• [Work to do] Quote the records below word for word, leaving out any pictures.

+++

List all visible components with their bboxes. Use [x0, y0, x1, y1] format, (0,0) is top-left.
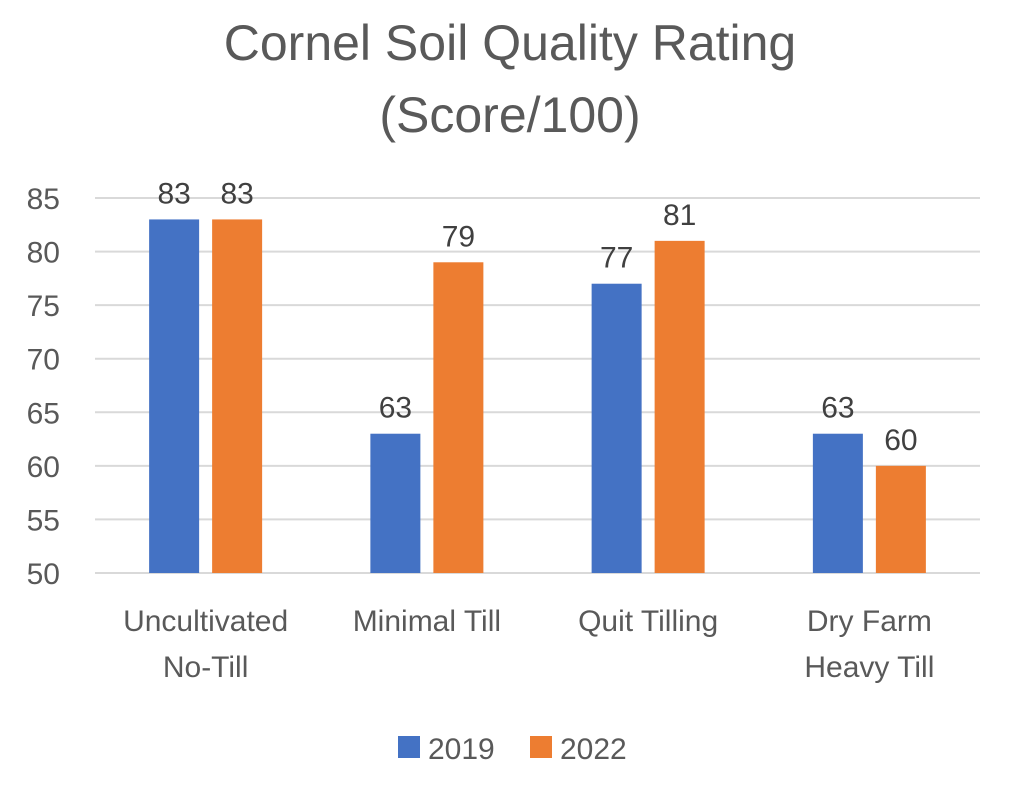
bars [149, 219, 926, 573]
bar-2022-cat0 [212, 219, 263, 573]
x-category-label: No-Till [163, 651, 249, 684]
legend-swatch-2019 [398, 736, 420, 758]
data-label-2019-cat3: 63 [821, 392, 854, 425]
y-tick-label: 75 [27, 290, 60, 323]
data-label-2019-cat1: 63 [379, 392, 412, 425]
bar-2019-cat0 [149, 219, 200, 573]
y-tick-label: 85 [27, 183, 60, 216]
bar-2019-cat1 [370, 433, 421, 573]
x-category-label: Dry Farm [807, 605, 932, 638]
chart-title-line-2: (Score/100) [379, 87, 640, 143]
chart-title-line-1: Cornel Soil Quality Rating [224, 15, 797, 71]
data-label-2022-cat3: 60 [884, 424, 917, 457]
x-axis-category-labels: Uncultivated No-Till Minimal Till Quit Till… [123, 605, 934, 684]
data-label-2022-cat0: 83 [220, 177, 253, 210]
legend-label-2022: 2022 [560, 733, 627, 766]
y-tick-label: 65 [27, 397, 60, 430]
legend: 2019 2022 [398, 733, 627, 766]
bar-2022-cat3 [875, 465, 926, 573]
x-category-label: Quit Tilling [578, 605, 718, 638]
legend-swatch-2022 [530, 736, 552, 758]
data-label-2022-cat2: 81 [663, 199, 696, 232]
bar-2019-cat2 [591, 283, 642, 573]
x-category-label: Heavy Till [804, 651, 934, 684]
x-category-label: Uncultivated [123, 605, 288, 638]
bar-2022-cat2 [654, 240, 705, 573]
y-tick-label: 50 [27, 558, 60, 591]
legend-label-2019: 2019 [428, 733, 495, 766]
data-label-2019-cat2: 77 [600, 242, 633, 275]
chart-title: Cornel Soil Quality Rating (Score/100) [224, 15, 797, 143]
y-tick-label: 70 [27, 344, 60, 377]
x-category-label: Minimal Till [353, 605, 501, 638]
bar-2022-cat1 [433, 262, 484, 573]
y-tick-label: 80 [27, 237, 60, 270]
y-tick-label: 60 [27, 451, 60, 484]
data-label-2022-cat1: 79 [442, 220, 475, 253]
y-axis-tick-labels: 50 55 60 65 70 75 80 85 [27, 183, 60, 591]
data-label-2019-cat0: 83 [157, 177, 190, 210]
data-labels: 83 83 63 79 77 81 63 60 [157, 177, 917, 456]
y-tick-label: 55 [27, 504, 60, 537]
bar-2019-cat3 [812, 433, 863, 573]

+++

• [Solution for this problem]
List all visible components with their bboxes. Use [x0, y0, x1, y1] format, (0,0) is top-left.
bars [149, 219, 926, 573]
bar-2022-cat0 [212, 219, 263, 573]
x-category-label: No-Till [163, 651, 249, 684]
legend-swatch-2019 [398, 736, 420, 758]
data-label-2019-cat3: 63 [821, 392, 854, 425]
y-tick-label: 75 [27, 290, 60, 323]
data-label-2019-cat1: 63 [379, 392, 412, 425]
bar-2019-cat0 [149, 219, 200, 573]
y-tick-label: 85 [27, 183, 60, 216]
bar-2019-cat1 [370, 433, 421, 573]
x-category-label: Dry Farm [807, 605, 932, 638]
chart-title-line-2: (Score/100) [379, 87, 640, 143]
chart-title-line-1: Cornel Soil Quality Rating [224, 15, 797, 71]
data-label-2022-cat3: 60 [884, 424, 917, 457]
x-axis-category-labels: Uncultivated No-Till Minimal Till Quit Till… [123, 605, 934, 684]
data-label-2022-cat0: 83 [220, 177, 253, 210]
legend-label-2022: 2022 [560, 733, 627, 766]
y-tick-label: 65 [27, 397, 60, 430]
legend: 2019 2022 [398, 733, 627, 766]
bar-2022-cat3 [875, 465, 926, 573]
x-category-label: Quit Tilling [578, 605, 718, 638]
legend-swatch-2022 [530, 736, 552, 758]
data-label-2022-cat2: 81 [663, 199, 696, 232]
bar-2019-cat2 [591, 283, 642, 573]
x-category-label: Heavy Till [804, 651, 934, 684]
x-category-label: Uncultivated [123, 605, 288, 638]
bar-2022-cat2 [654, 240, 705, 573]
y-tick-label: 50 [27, 558, 60, 591]
legend-label-2019: 2019 [428, 733, 495, 766]
data-label-2019-cat2: 77 [600, 242, 633, 275]
chart-title: Cornel Soil Quality Rating (Score/100) [224, 15, 797, 143]
y-tick-label: 70 [27, 344, 60, 377]
x-category-label: Minimal Till [353, 605, 501, 638]
bar-2022-cat1 [433, 262, 484, 573]
y-tick-label: 80 [27, 237, 60, 270]
y-tick-label: 60 [27, 451, 60, 484]
data-label-2022-cat1: 79 [442, 220, 475, 253]
y-axis-tick-labels: 50 55 60 65 70 75 80 85 [27, 183, 60, 591]
data-label-2019-cat0: 83 [157, 177, 190, 210]
data-labels: 83 83 63 79 77 81 63 60 [157, 177, 917, 456]
y-tick-label: 55 [27, 504, 60, 537]
bar-2019-cat3 [812, 433, 863, 573]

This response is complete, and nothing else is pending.